Stored entries:
####################

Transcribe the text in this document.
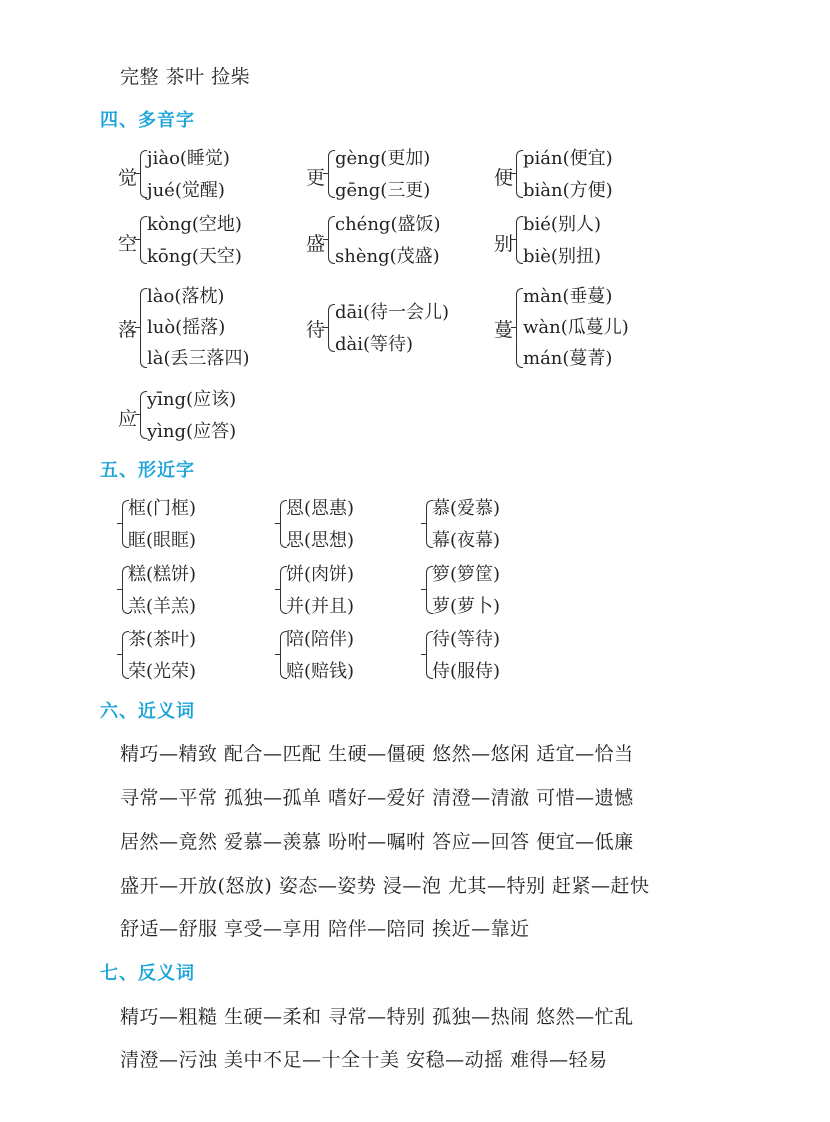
完整 茶叶 捡柴
四、多音字
觉
jiào(睡觉)
jué(觉醒)
更
gèng(更加)
gēng(三更)
便
pián(便宜)
biàn(方便)
空
kòng(空地)
kōng(天空)
盛
chéng(盛饭)
shèng(茂盛)
别
bié(别人)
biè(别扭)
落
lào(落枕)
luò(摇落)
là(丢三落四)
待
dāi(待一会儿)
dài(等待)
蔓
màn(垂蔓)
wàn(瓜蔓儿)
mán(蔓菁)
应
yīng(应该)
yìng(应答)
五、形近字
框(门框)
眶(眼眶)
恩(恩惠)
思(思想)
慕(爱慕)
幕(夜幕)
糕(糕饼)
羔(羊羔)
饼(肉饼)
并(并且)
箩(箩筐)
萝(萝卜)
茶(茶叶)
荣(光荣)
陪(陪伴)
赔(赔钱)
待(等待)
侍(服侍)
六、近义词
精巧—精致 配合—匹配 生硬—僵硬 悠然—悠闲 适宜—恰当
寻常—平常 孤独—孤单 嗜好—爱好 清澄—清澈 可惜—遗憾
居然—竟然 爱慕—羡慕 吩咐—嘱咐 答应—回答 便宜—低廉
盛开—开放(怒放) 姿态—姿势 浸—泡 尤其—特别 赶紧—赶快
舒适—舒服 享受—享用 陪伴—陪同 挨近—靠近
七、反义词
精巧—粗糙 生硬—柔和 寻常—特别 孤独—热闹 悠然—忙乱
清澄—污浊 美中不足—十全十美 安稳—动摇 难得—轻易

####################

Retype each record exactly as it stands, but do not include the pictures.

Transcribe the text in this document.
完整 茶叶 捡柴
四、多音字
觉
jiào(睡觉)
jué(觉醒)
更
gèng(更加)
gēng(三更)
便
pián(便宜)
biàn(方便)
空
kòng(空地)
kōng(天空)
盛
chéng(盛饭)
shèng(茂盛)
别
bié(别人)
biè(别扭)
落
lào(落枕)
luò(摇落)
là(丢三落四)
待
dāi(待一会儿)
dài(等待)
蔓
màn(垂蔓)
wàn(瓜蔓儿)
mán(蔓菁)
应
yīng(应该)
yìng(应答)
五、形近字
框(门框)
眶(眼眶)
恩(恩惠)
思(思想)
慕(爱慕)
幕(夜幕)
糕(糕饼)
羔(羊羔)
饼(肉饼)
并(并且)
箩(箩筐)
萝(萝卜)
茶(茶叶)
荣(光荣)
陪(陪伴)
赔(赔钱)
待(等待)
侍(服侍)
六、近义词
精巧—精致 配合—匹配 生硬—僵硬 悠然—悠闲 适宜—恰当
寻常—平常 孤独—孤单 嗜好—爱好 清澄—清澈 可惜—遗憾
居然—竟然 爱慕—羡慕 吩咐—嘱咐 答应—回答 便宜—低廉
盛开—开放(怒放) 姿态—姿势 浸—泡 尤其—特别 赶紧—赶快
舒适—舒服 享受—享用 陪伴—陪同 挨近—靠近
七、反义词
精巧—粗糙 生硬—柔和 寻常—特别 孤独—热闹 悠然—忙乱
清澄—污浊 美中不足—十全十美 安稳—动摇 难得—轻易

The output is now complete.